Select from the records below every line that has the word "xlabel" in it.

__SOURCE DATA__.
— begin —

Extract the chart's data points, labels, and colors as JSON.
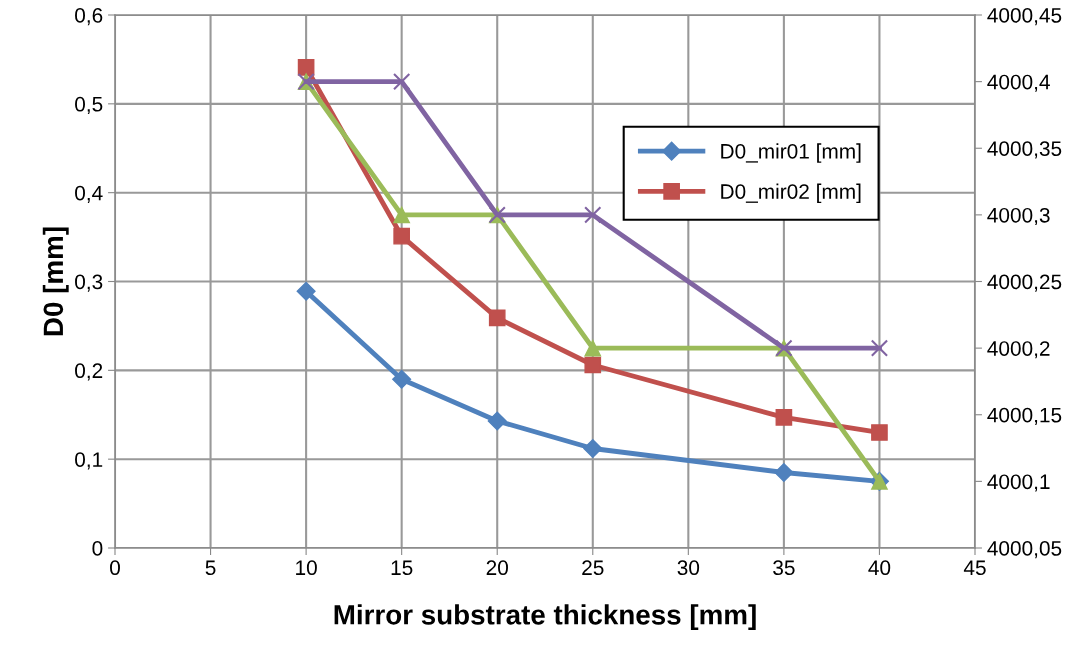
{
  "chart_data": {
    "type": "line",
    "xlabel": "Mirror substrate thickness [mm]",
    "ylabel": "D0 [mm]",
    "x": [
      10,
      15,
      20,
      25,
      35,
      40
    ],
    "series": [
      {
        "name": "D0_mir01 [mm]",
        "color": "#4f81bd",
        "marker": "diamond",
        "values": [
          0.289,
          0.19,
          0.143,
          0.112,
          0.085,
          0.075
        ]
      },
      {
        "name": "D0_mir02 [mm]",
        "color": "#c0504d",
        "marker": "square",
        "values": [
          0.541,
          0.351,
          0.259,
          0.206,
          0.147,
          0.13
        ]
      },
      {
        "color": "#9bbb59",
        "marker": "triangle",
        "axis": "y2",
        "values": [
          4000.4,
          4000.3,
          4000.3,
          4000.2,
          4000.2,
          4000.1
        ]
      },
      {
        "color": "#8064a2",
        "marker": "cross",
        "axis": "y2",
        "values": [
          4000.4,
          4000.4,
          4000.3,
          4000.3,
          4000.2,
          4000.2
        ]
      }
    ],
    "xlim": [
      0,
      45
    ],
    "xticks": [
      0,
      5,
      10,
      15,
      20,
      25,
      30,
      35,
      40,
      45
    ],
    "ylim": [
      0,
      0.6
    ],
    "yticks": [
      {
        "value": 0,
        "label": "0"
      },
      {
        "value": 0.1,
        "label": "0,1"
      },
      {
        "value": 0.2,
        "label": "0,2"
      },
      {
        "value": 0.3,
        "label": "0,3"
      },
      {
        "value": 0.4,
        "label": "0,4"
      },
      {
        "value": 0.5,
        "label": "0,5"
      },
      {
        "value": 0.6,
        "label": "0,6"
      }
    ],
    "y2lim": [
      4000.05,
      4000.45
    ],
    "y2ticks": [
      {
        "value": 4000.05,
        "label": "4000,05"
      },
      {
        "value": 4000.1,
        "label": "4000,1"
      },
      {
        "value": 4000.15,
        "label": "4000,15"
      },
      {
        "value": 4000.2,
        "label": "4000,2"
      },
      {
        "value": 4000.25,
        "label": "4000,25"
      },
      {
        "value": 4000.3,
        "label": "4000,3"
      },
      {
        "value": 4000.35,
        "label": "4000,35"
      },
      {
        "value": 4000.4,
        "label": "4000,4"
      },
      {
        "value": 4000.45,
        "label": "4000,45"
      }
    ],
    "grid": true,
    "legend": "top right",
    "line_style": "solid"
  }
}
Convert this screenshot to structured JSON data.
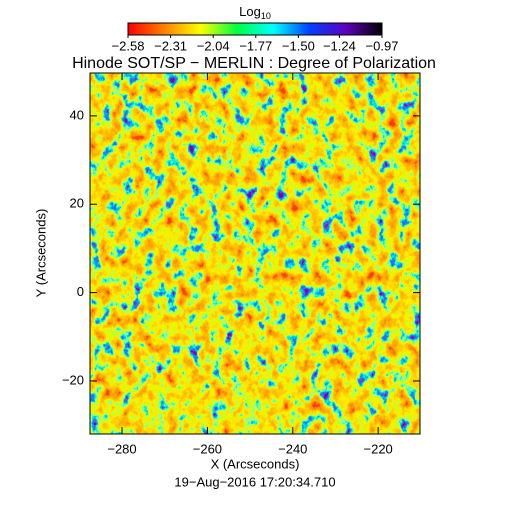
{
  "chart_data": {
    "type": "heatmap",
    "title": "Hinode SOT/SP − MERLIN : Degree of Polarization",
    "xlabel": "X (Arcseconds)",
    "ylabel": "Y (Arcseconds)",
    "footer": "19−Aug−2016 17:20:34.710",
    "xlim": [
      -287.5,
      -210.2
    ],
    "ylim": [
      -32.0,
      49.7
    ],
    "xticks": [
      {
        "value": -280,
        "label": "−280"
      },
      {
        "value": -260,
        "label": "−260"
      },
      {
        "value": -240,
        "label": "−240"
      },
      {
        "value": -220,
        "label": "−220"
      }
    ],
    "yticks": [
      {
        "value": -20,
        "label": "−20"
      },
      0,
      20,
      40
    ],
    "colorbar": {
      "label": "Log",
      "label_sub": "10",
      "lim": [
        -2.58,
        -0.97
      ],
      "ticks": [
        {
          "value": -2.58,
          "label": "−2.58"
        },
        {
          "value": -2.31,
          "label": "−2.31"
        },
        {
          "value": -2.04,
          "label": "−2.04"
        },
        {
          "value": -1.77,
          "label": "−1.77"
        },
        {
          "value": -1.5,
          "label": "−1.50"
        },
        {
          "value": -1.24,
          "label": "−1.24"
        },
        {
          "value": -0.97,
          "label": "−0.97"
        }
      ],
      "colors": [
        "#ff0000",
        "#ff8000",
        "#ffff00",
        "#00ff40",
        "#00ffff",
        "#0040ff",
        "#6000c0",
        "#000000"
      ]
    }
  }
}
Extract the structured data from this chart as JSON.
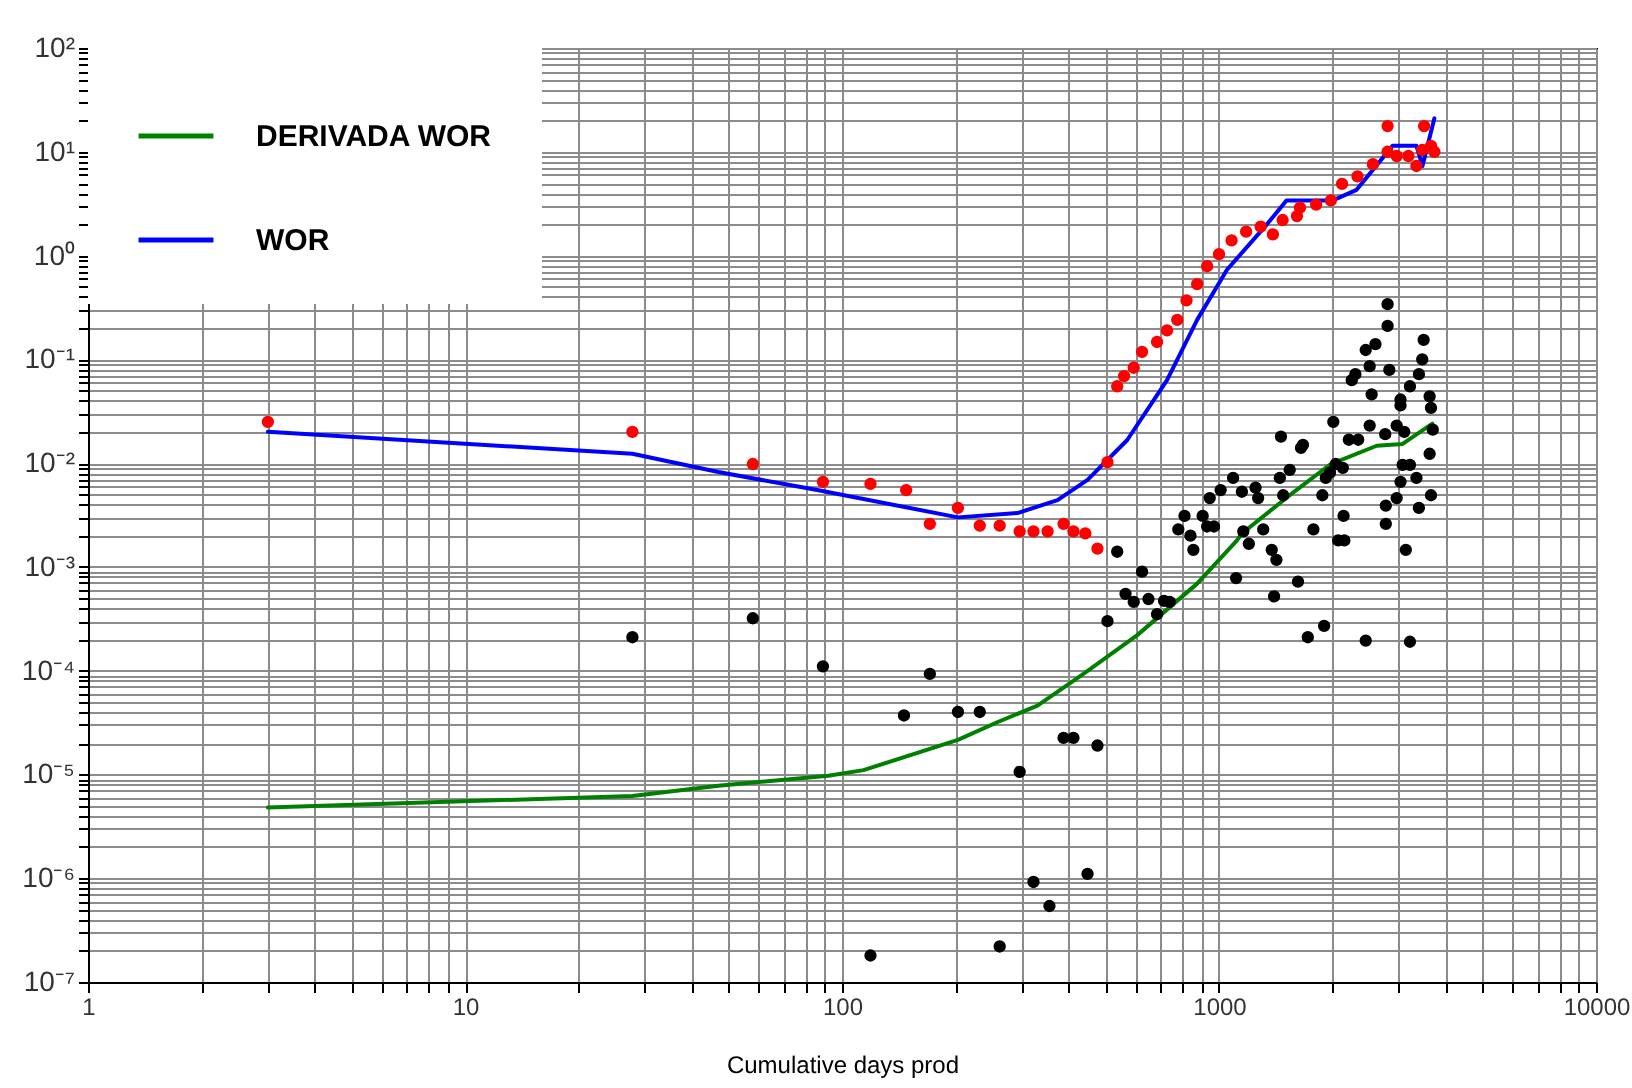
{
  "chart_data": {
    "type": "line",
    "xlabel": "Cumulative days prod",
    "log": "xy",
    "grid": true,
    "legend": "top left",
    "xlim": [
      1,
      10000
    ],
    "xticks": [
      1,
      10,
      100,
      1000,
      10000
    ],
    "ylim": [
      1e-07,
      100
    ],
    "yticks": [
      {
        "value": 100,
        "label": "10²"
      },
      {
        "value": 10,
        "label": "10¹"
      },
      {
        "value": 1,
        "label": "10⁰"
      },
      {
        "value": 0.1,
        "label": "10⁻¹"
      },
      {
        "value": 0.01,
        "label": "10⁻²"
      },
      {
        "value": 0.001,
        "label": "10⁻³"
      },
      {
        "value": 0.0001,
        "label": "10⁻⁴"
      },
      {
        "value": 1e-05,
        "label": "10⁻⁵"
      },
      {
        "value": 1e-06,
        "label": "10⁻⁶"
      },
      {
        "value": 1e-07,
        "label": "10⁻⁷"
      }
    ],
    "series": [
      {
        "name": "DERIVADA WOR",
        "type": "line",
        "color": "#008000",
        "x": [
          3,
          27.8,
          47,
          92,
          114,
          203,
          259,
          330,
          437,
          607,
          875,
          1116,
          1150,
          1550,
          1980,
          2620,
          3070,
          3680
        ],
        "values": [
          4.8e-06,
          6.2e-06,
          7.8e-06,
          9.7e-06,
          1.1e-05,
          2.15e-05,
          3.2e-05,
          4.6e-05,
          9.3e-05,
          0.00022,
          0.00069,
          0.0018,
          0.0021,
          0.005,
          0.0098,
          0.0147,
          0.0153,
          0.024
        ]
      },
      {
        "name": "WOR",
        "type": "line",
        "color": "#0000ff",
        "x": [
          3,
          27.8,
          47,
          86,
          203,
          292,
          373,
          448,
          571,
          728,
          875,
          1050,
          1340,
          1510,
          2005,
          2317,
          2886,
          3340,
          3465,
          3727
        ],
        "values": [
          0.02,
          0.0123,
          0.0082,
          0.0055,
          0.003,
          0.0033,
          0.0044,
          0.0069,
          0.0167,
          0.063,
          0.24,
          0.73,
          2.0,
          3.4,
          3.4,
          4.3,
          11.4,
          11.4,
          7.3,
          21
        ]
      },
      {
        "type": "scatter",
        "marker": "circle",
        "color": "#ff0000",
        "x": [
          3,
          27.8,
          58,
          89,
          119,
          148,
          171,
          203,
          232,
          262,
          296,
          322,
          351,
          387,
          411,
          442,
          476,
          506,
          537,
          560,
          594,
          625,
          685,
          728,
          775,
          820,
          875,
          930,
          1000,
          1080,
          1180,
          1290,
          1390,
          1475,
          1610,
          1640,
          1810,
          1980,
          2120,
          2330,
          2560,
          2800,
          2800,
          2960,
          3180,
          3340,
          3460,
          3500,
          3650,
          3727
        ],
        "values": [
          0.025,
          0.02,
          0.0098,
          0.0066,
          0.0063,
          0.0055,
          0.0026,
          0.0037,
          0.0025,
          0.0025,
          0.0022,
          0.0022,
          0.0022,
          0.0026,
          0.0022,
          0.0021,
          0.0015,
          0.0102,
          0.055,
          0.069,
          0.083,
          0.118,
          0.147,
          0.19,
          0.24,
          0.37,
          0.53,
          0.79,
          1.03,
          1.4,
          1.7,
          1.9,
          1.6,
          2.2,
          2.4,
          2.9,
          3.1,
          3.4,
          4.9,
          5.8,
          7.6,
          10,
          17.7,
          9.1,
          9.1,
          7.3,
          10.4,
          17.7,
          11.4,
          10
        ]
      },
      {
        "type": "scatter",
        "marker": "circle",
        "color": "#000000",
        "x": [
          27.8,
          58,
          89,
          119,
          146,
          171,
          203,
          232,
          262,
          296,
          322,
          355,
          387,
          411,
          448,
          476,
          506,
          537,
          565,
          594,
          625,
          650,
          685,
          715,
          740,
          780,
          810,
          855,
          840,
          905,
          930,
          945,
          970,
          1010,
          1090,
          1150,
          1110,
          1160,
          1200,
          1250,
          1270,
          1310,
          1380,
          1420,
          1400,
          1450,
          1480,
          1540,
          1620,
          1720,
          1650,
          1670,
          1780,
          1900,
          1880,
          1920,
          1970,
          2010,
          2040,
          2070,
          2150,
          2140,
          2130,
          2210,
          2340,
          2250,
          2300,
          2450,
          2600,
          2510,
          2540,
          2800,
          2800,
          2830,
          3030,
          3030,
          2960,
          3070,
          2770,
          2770,
          3030,
          3130,
          3340,
          2960,
          3390,
          3210,
          2450,
          3210,
          3390,
          3460,
          3490,
          3620,
          3650,
          3620,
          3650,
          3690,
          3210,
          1460,
          2510,
          2760,
          3100
        ],
        "values": [
          0.00021,
          0.00032,
          0.00011,
          1.8e-07,
          3.7e-05,
          9.3e-05,
          4e-05,
          4e-05,
          2.2e-07,
          1.06e-05,
          9.2e-07,
          5.4e-07,
          2.25e-05,
          2.25e-05,
          1.1e-06,
          1.9e-05,
          0.0003,
          0.0014,
          0.00055,
          0.00046,
          0.0009,
          0.00049,
          0.00035,
          0.00047,
          0.00046,
          0.0023,
          0.0031,
          0.00146,
          0.002,
          0.0031,
          0.00245,
          0.0046,
          0.00245,
          0.0055,
          0.0072,
          0.0053,
          0.00078,
          0.0022,
          0.00167,
          0.0058,
          0.0046,
          0.0023,
          0.00146,
          0.00117,
          0.00052,
          0.0072,
          0.0049,
          0.0086,
          0.00072,
          0.00021,
          0.014,
          0.015,
          0.0023,
          0.00027,
          0.0049,
          0.0072,
          0.0081,
          0.025,
          0.0098,
          0.0018,
          0.0018,
          0.0031,
          0.009,
          0.0168,
          0.0168,
          0.063,
          0.072,
          0.123,
          0.14,
          0.086,
          0.046,
          0.21,
          0.34,
          0.079,
          0.041,
          0.036,
          0.023,
          0.0096,
          0.0039,
          0.0026,
          0.0066,
          0.00146,
          0.0072,
          0.0046,
          0.0037,
          0.00019,
          0.000195,
          0.055,
          0.072,
          0.1,
          0.154,
          0.044,
          0.034,
          0.0123,
          0.0049,
          0.021,
          0.0096,
          0.018,
          0.023,
          0.019,
          0.02
        ]
      }
    ]
  }
}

— end —

__TASK ANSWER__.
    "xlabel": "Mirror substrate thickness [mm]",
    "xlabel": "X (Arcseconds)",
    "xlabel": "Cumulative days prod",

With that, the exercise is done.